- **DATA FOR PROCESSING**:

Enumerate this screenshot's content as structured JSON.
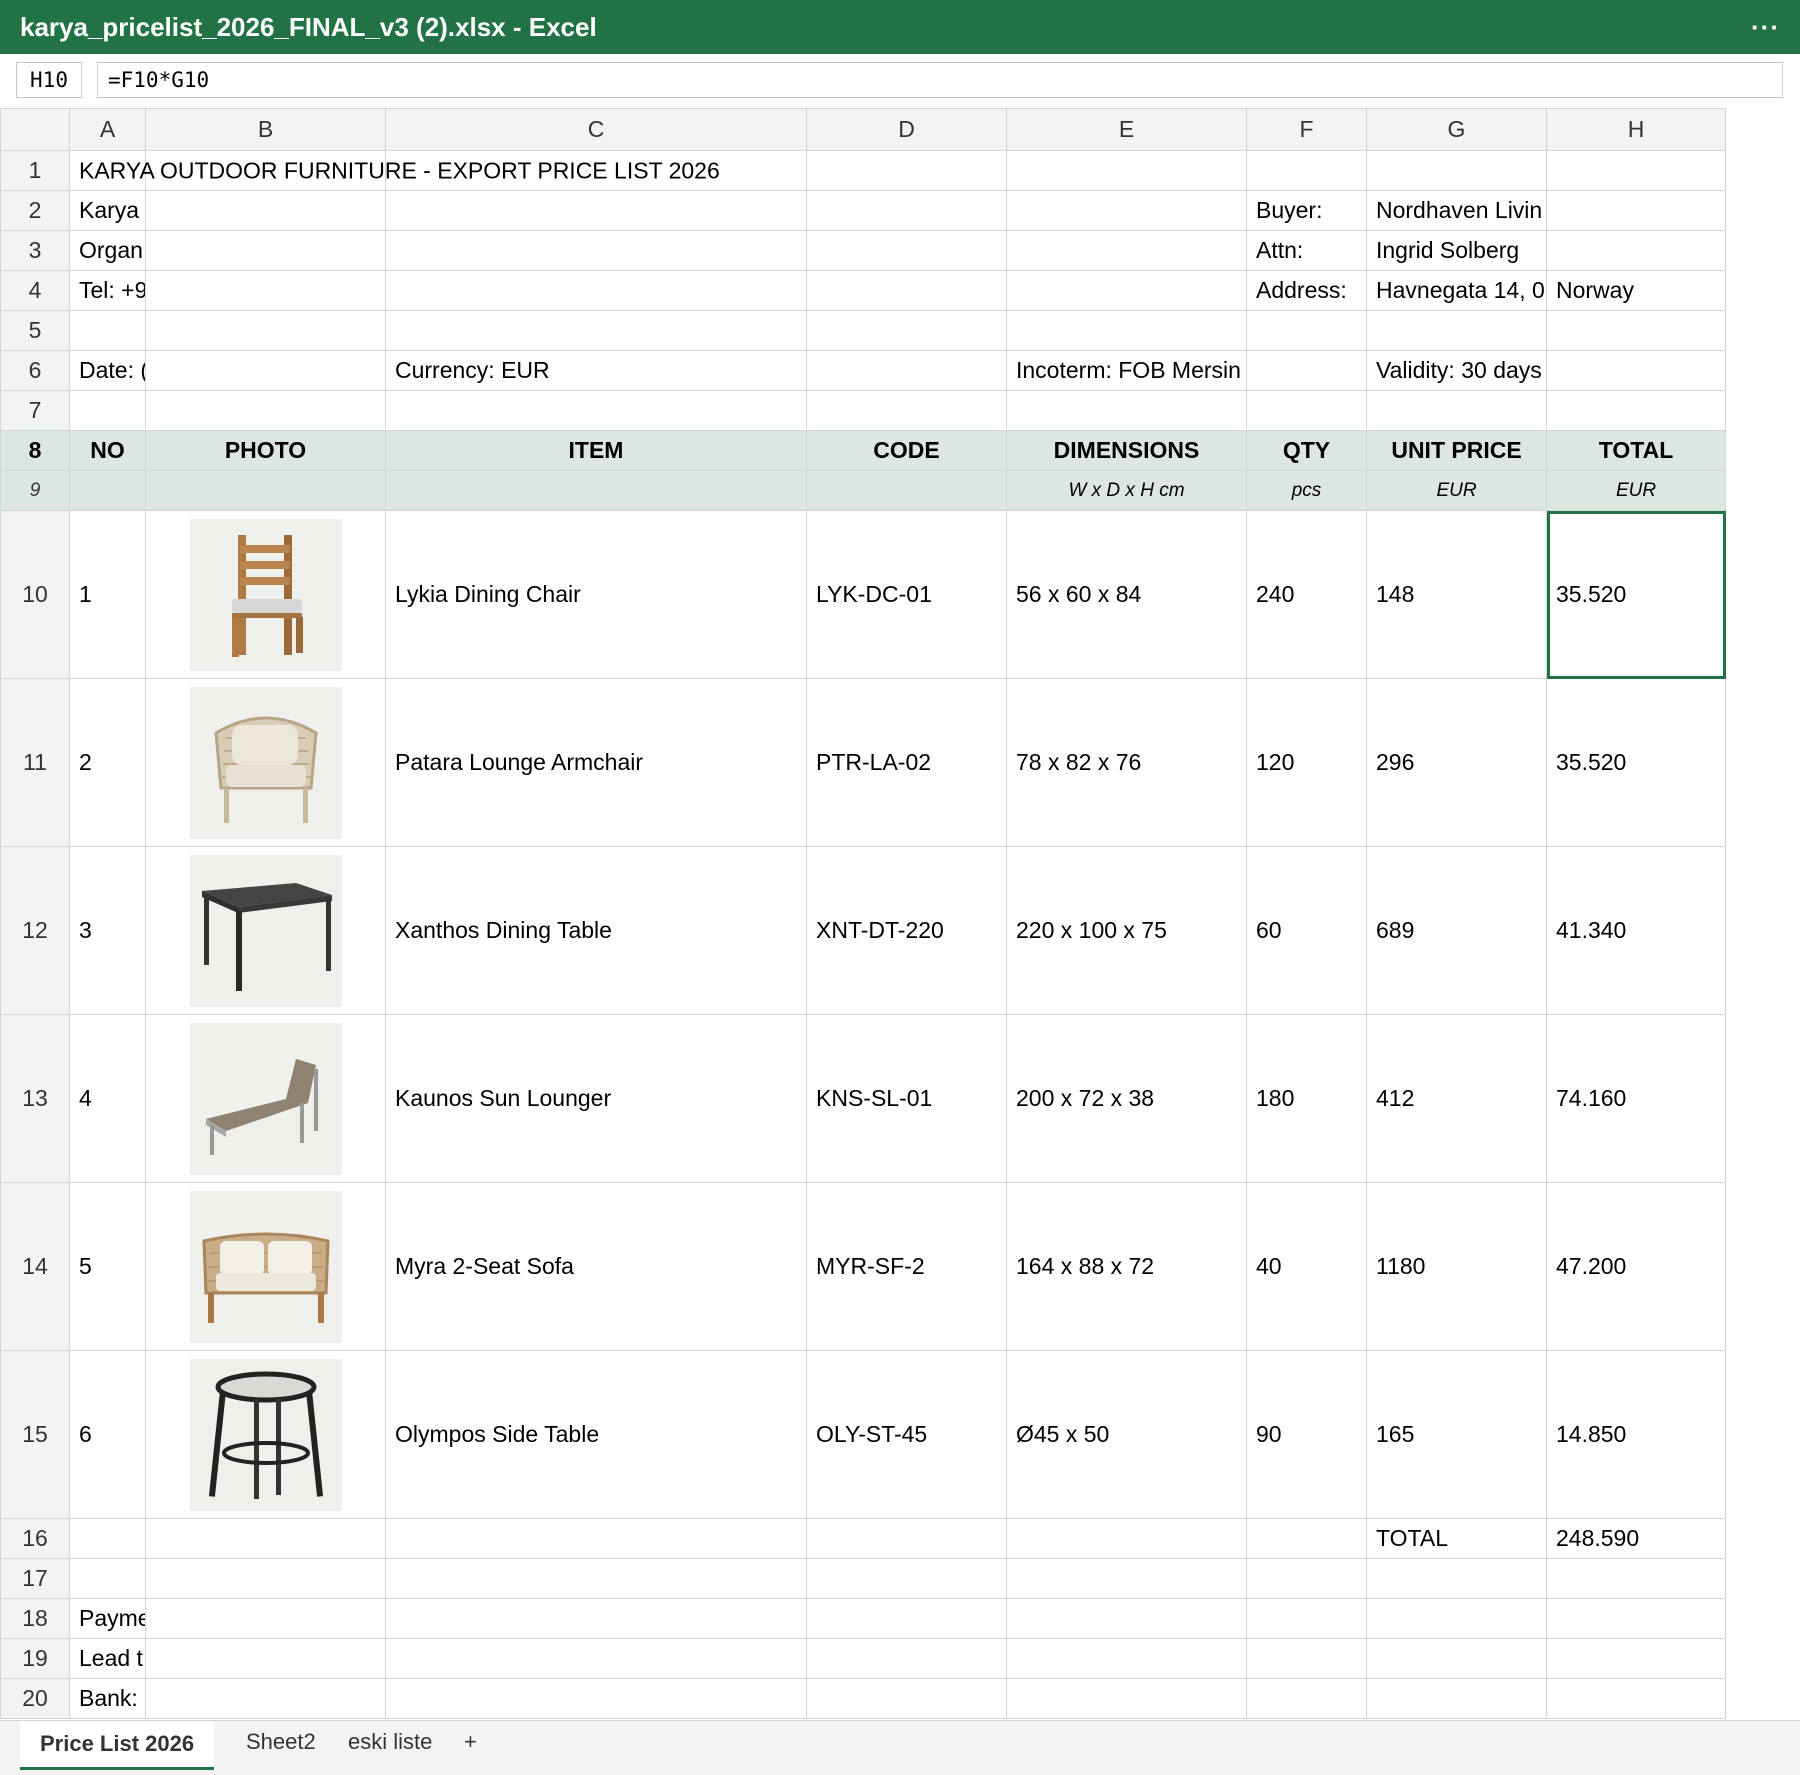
{
  "window": {
    "title": "karya_pricelist_2026_FINAL_v3 (2).xlsx - Excel",
    "more": "···"
  },
  "formula_bar": {
    "cell_ref": "H10",
    "formula": "=F10*G10"
  },
  "columns": [
    "A",
    "B",
    "C",
    "D",
    "E",
    "F",
    "G",
    "H"
  ],
  "rows": {
    "r1": {
      "title": "KARYA OUTDOOR FURNITURE - EXPORT PRICE LIST 2026"
    },
    "r2": {
      "a": "Karya",
      "f": "Buyer:",
      "g": "Nordhaven Livin"
    },
    "r3": {
      "a": "Organ",
      "f": "Attn:",
      "g": "Ingrid Solberg"
    },
    "r4": {
      "a": "Tel: +9",
      "f": "Address:",
      "g": "Havnegata 14, 0",
      "h": "Norway"
    },
    "r6": {
      "a": "Date: (",
      "c": "Currency: EUR",
      "e": "Incoterm: FOB Mersin",
      "g": "Validity: 30 days"
    },
    "r16": {
      "g": "TOTAL",
      "h": "248.590"
    },
    "r18": {
      "a": "Payme"
    },
    "r19": {
      "a": "Lead t"
    },
    "r20": {
      "a": "Bank:"
    }
  },
  "header": {
    "no": "NO",
    "photo": "PHOTO",
    "item": "ITEM",
    "code": "CODE",
    "dimensions": "DIMENSIONS",
    "qty": "QTY",
    "unit_price": "UNIT PRICE",
    "total": "TOTAL"
  },
  "subheader": {
    "dimensions": "W x D x H cm",
    "qty": "pcs",
    "unit_price": "EUR",
    "total": "EUR"
  },
  "items": [
    {
      "no": "1",
      "photo": "wooden-dining-chair-icon",
      "item": "Lykia Dining Chair",
      "code": "LYK-DC-01",
      "dimensions": "56 x 60 x 84",
      "qty": "240",
      "unit_price": "148",
      "total": "35.520"
    },
    {
      "no": "2",
      "photo": "rope-lounge-armchair-icon",
      "item": "Patara Lounge Armchair",
      "code": "PTR-LA-02",
      "dimensions": "78 x 82 x 76",
      "qty": "120",
      "unit_price": "296",
      "total": "35.520"
    },
    {
      "no": "3",
      "photo": "dining-table-icon",
      "item": "Xanthos Dining Table",
      "code": "XNT-DT-220",
      "dimensions": "220 x 100 x 75",
      "qty": "60",
      "unit_price": "689",
      "total": "41.340"
    },
    {
      "no": "4",
      "photo": "sun-lounger-icon",
      "item": "Kaunos Sun Lounger",
      "code": "KNS-SL-01",
      "dimensions": "200 x 72 x 38",
      "qty": "180",
      "unit_price": "412",
      "total": "74.160"
    },
    {
      "no": "5",
      "photo": "two-seat-sofa-icon",
      "item": "Myra 2-Seat Sofa",
      "code": "MYR-SF-2",
      "dimensions": "164 x 88 x 72",
      "qty": "40",
      "unit_price": "1180",
      "total": "47.200"
    },
    {
      "no": "6",
      "photo": "mosaic-side-table-icon",
      "item": "Olympos Side Table",
      "code": "OLY-ST-45",
      "dimensions": "Ø45 x 50",
      "qty": "90",
      "unit_price": "165",
      "total": "14.850"
    }
  ],
  "sheets": [
    {
      "label": "Price List 2026",
      "active": true
    },
    {
      "label": "Sheet2",
      "active": false
    },
    {
      "label": "eski liste",
      "active": false
    }
  ],
  "add_sheet": "+",
  "colors": {
    "accent": "#217346",
    "header_fill": "#dde7e2",
    "grid_line": "#d4d4d4"
  }
}
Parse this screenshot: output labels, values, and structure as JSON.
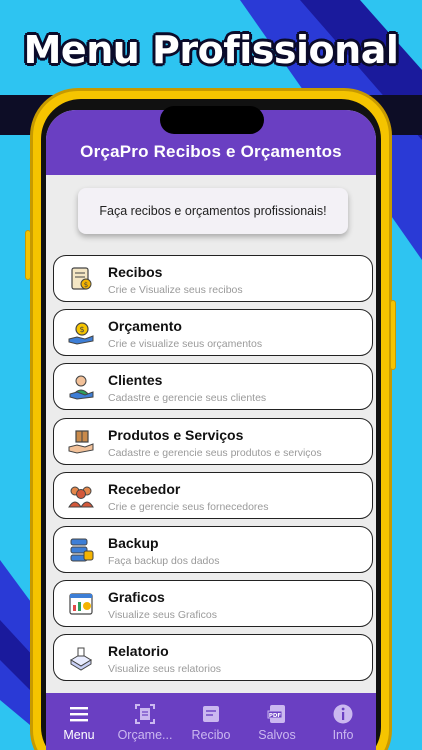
{
  "promo": {
    "headline": "Menu Profissional"
  },
  "app": {
    "title": "OrçaPro Recibos e Orçamentos",
    "tagline": "Faça recibos e orçamentos profissionais!"
  },
  "menu": [
    {
      "label": "Recibos",
      "sub": "Crie e Visualize seus recibos",
      "icon": "receipt-icon"
    },
    {
      "label": "Orçamento",
      "sub": "Crie e visualize seus orçamentos",
      "icon": "money-hand-icon"
    },
    {
      "label": "Clientes",
      "sub": "Cadastre e gerencie seus clientes",
      "icon": "client-icon"
    },
    {
      "label": "Produtos e Serviços",
      "sub": "Cadastre e gerencie seus produtos e serviços",
      "icon": "box-hand-icon"
    },
    {
      "label": "Recebedor",
      "sub": "Crie e gerencie seus fornecedores",
      "icon": "people-group-icon"
    },
    {
      "label": "Backup",
      "sub": "Faça backup dos dados",
      "icon": "database-icon"
    },
    {
      "label": "Graficos",
      "sub": "Visualize seus Graficos",
      "icon": "chart-icon"
    },
    {
      "label": "Relatorio",
      "sub": "Visualize seus relatorios",
      "icon": "report-icon"
    }
  ],
  "nav": [
    {
      "label": "Menu",
      "icon": "hamburger-icon",
      "active": true
    },
    {
      "label": "Orçame...",
      "icon": "scan-document-icon",
      "active": false
    },
    {
      "label": "Recibo",
      "icon": "receipt-edit-icon",
      "active": false
    },
    {
      "label": "Salvos",
      "icon": "pdf-icon",
      "active": false
    },
    {
      "label": "Info",
      "icon": "info-icon",
      "active": false
    }
  ],
  "colors": {
    "primary": "#6a3fc2",
    "background": "#2ec4f1",
    "frame": "#f5c400",
    "accent": "#2a3ad6"
  }
}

- **EXERCISE DIRECTIONS**:
Copy every line above word for word and exclude the pictures.

- **RESULT**:
Enumerate this screenshot's content as structured JSON.
{
  "window": {
    "title": "karya_pricelist_2026_FINAL_v3 (2).xlsx - Excel",
    "more": "···"
  },
  "formula_bar": {
    "cell_ref": "H10",
    "formula": "=F10*G10"
  },
  "columns": [
    "A",
    "B",
    "C",
    "D",
    "E",
    "F",
    "G",
    "H"
  ],
  "rows": {
    "r1": {
      "title": "KARYA OUTDOOR FURNITURE - EXPORT PRICE LIST 2026"
    },
    "r2": {
      "a": "Karya",
      "f": "Buyer:",
      "g": "Nordhaven Livin"
    },
    "r3": {
      "a": "Organ",
      "f": "Attn:",
      "g": "Ingrid Solberg"
    },
    "r4": {
      "a": "Tel: +9",
      "f": "Address:",
      "g": "Havnegata 14, 0",
      "h": "Norway"
    },
    "r6": {
      "a": "Date: (",
      "c": "Currency: EUR",
      "e": "Incoterm: FOB Mersin",
      "g": "Validity: 30 days"
    },
    "r16": {
      "g": "TOTAL",
      "h": "248.590"
    },
    "r18": {
      "a": "Payme"
    },
    "r19": {
      "a": "Lead t"
    },
    "r20": {
      "a": "Bank:"
    }
  },
  "header": {
    "no": "NO",
    "photo": "PHOTO",
    "item": "ITEM",
    "code": "CODE",
    "dimensions": "DIMENSIONS",
    "qty": "QTY",
    "unit_price": "UNIT PRICE",
    "total": "TOTAL"
  },
  "subheader": {
    "dimensions": "W x D x H cm",
    "qty": "pcs",
    "unit_price": "EUR",
    "total": "EUR"
  },
  "items": [
    {
      "no": "1",
      "photo": "wooden-dining-chair-icon",
      "item": "Lykia Dining Chair",
      "code": "LYK-DC-01",
      "dimensions": "56 x 60 x 84",
      "qty": "240",
      "unit_price": "148",
      "total": "35.520"
    },
    {
      "no": "2",
      "photo": "rope-lounge-armchair-icon",
      "item": "Patara Lounge Armchair",
      "code": "PTR-LA-02",
      "dimensions": "78 x 82 x 76",
      "qty": "120",
      "unit_price": "296",
      "total": "35.520"
    },
    {
      "no": "3",
      "photo": "dining-table-icon",
      "item": "Xanthos Dining Table",
      "code": "XNT-DT-220",
      "dimensions": "220 x 100 x 75",
      "qty": "60",
      "unit_price": "689",
      "total": "41.340"
    },
    {
      "no": "4",
      "photo": "sun-lounger-icon",
      "item": "Kaunos Sun Lounger",
      "code": "KNS-SL-01",
      "dimensions": "200 x 72 x 38",
      "qty": "180",
      "unit_price": "412",
      "total": "74.160"
    },
    {
      "no": "5",
      "photo": "two-seat-sofa-icon",
      "item": "Myra 2-Seat Sofa",
      "code": "MYR-SF-2",
      "dimensions": "164 x 88 x 72",
      "qty": "40",
      "unit_price": "1180",
      "total": "47.200"
    },
    {
      "no": "6",
      "photo": "mosaic-side-table-icon",
      "item": "Olympos Side Table",
      "code": "OLY-ST-45",
      "dimensions": "Ø45 x 50",
      "qty": "90",
      "unit_price": "165",
      "total": "14.850"
    }
  ],
  "sheets": [
    {
      "label": "Price List 2026",
      "active": true
    },
    {
      "label": "Sheet2",
      "active": false
    },
    {
      "label": "eski liste",
      "active": false
    }
  ],
  "add_sheet": "+",
  "colors": {
    "accent": "#217346",
    "header_fill": "#dde7e2",
    "grid_line": "#d4d4d4"
  }
}
Parse this screenshot: output labels, values, and structure as JSON.
{
  "promo": {
    "headline": "Menu Profissional"
  },
  "app": {
    "title": "OrçaPro Recibos e Orçamentos",
    "tagline": "Faça recibos e orçamentos profissionais!"
  },
  "menu": [
    {
      "label": "Recibos",
      "sub": "Crie e Visualize seus recibos",
      "icon": "receipt-icon"
    },
    {
      "label": "Orçamento",
      "sub": "Crie e visualize seus orçamentos",
      "icon": "money-hand-icon"
    },
    {
      "label": "Clientes",
      "sub": "Cadastre e gerencie seus clientes",
      "icon": "client-icon"
    },
    {
      "label": "Produtos e Serviços",
      "sub": "Cadastre e gerencie seus produtos e serviços",
      "icon": "box-hand-icon"
    },
    {
      "label": "Recebedor",
      "sub": "Crie e gerencie seus fornecedores",
      "icon": "people-group-icon"
    },
    {
      "label": "Backup",
      "sub": "Faça backup dos dados",
      "icon": "database-icon"
    },
    {
      "label": "Graficos",
      "sub": "Visualize seus Graficos",
      "icon": "chart-icon"
    },
    {
      "label": "Relatorio",
      "sub": "Visualize seus relatorios",
      "icon": "report-icon"
    }
  ],
  "nav": [
    {
      "label": "Menu",
      "icon": "hamburger-icon",
      "active": true
    },
    {
      "label": "Orçame...",
      "icon": "scan-document-icon",
      "active": false
    },
    {
      "label": "Recibo",
      "icon": "receipt-edit-icon",
      "active": false
    },
    {
      "label": "Salvos",
      "icon": "pdf-icon",
      "active": false
    },
    {
      "label": "Info",
      "icon": "info-icon",
      "active": false
    }
  ],
  "colors": {
    "primary": "#6a3fc2",
    "background": "#2ec4f1",
    "frame": "#f5c400",
    "accent": "#2a3ad6"
  }
}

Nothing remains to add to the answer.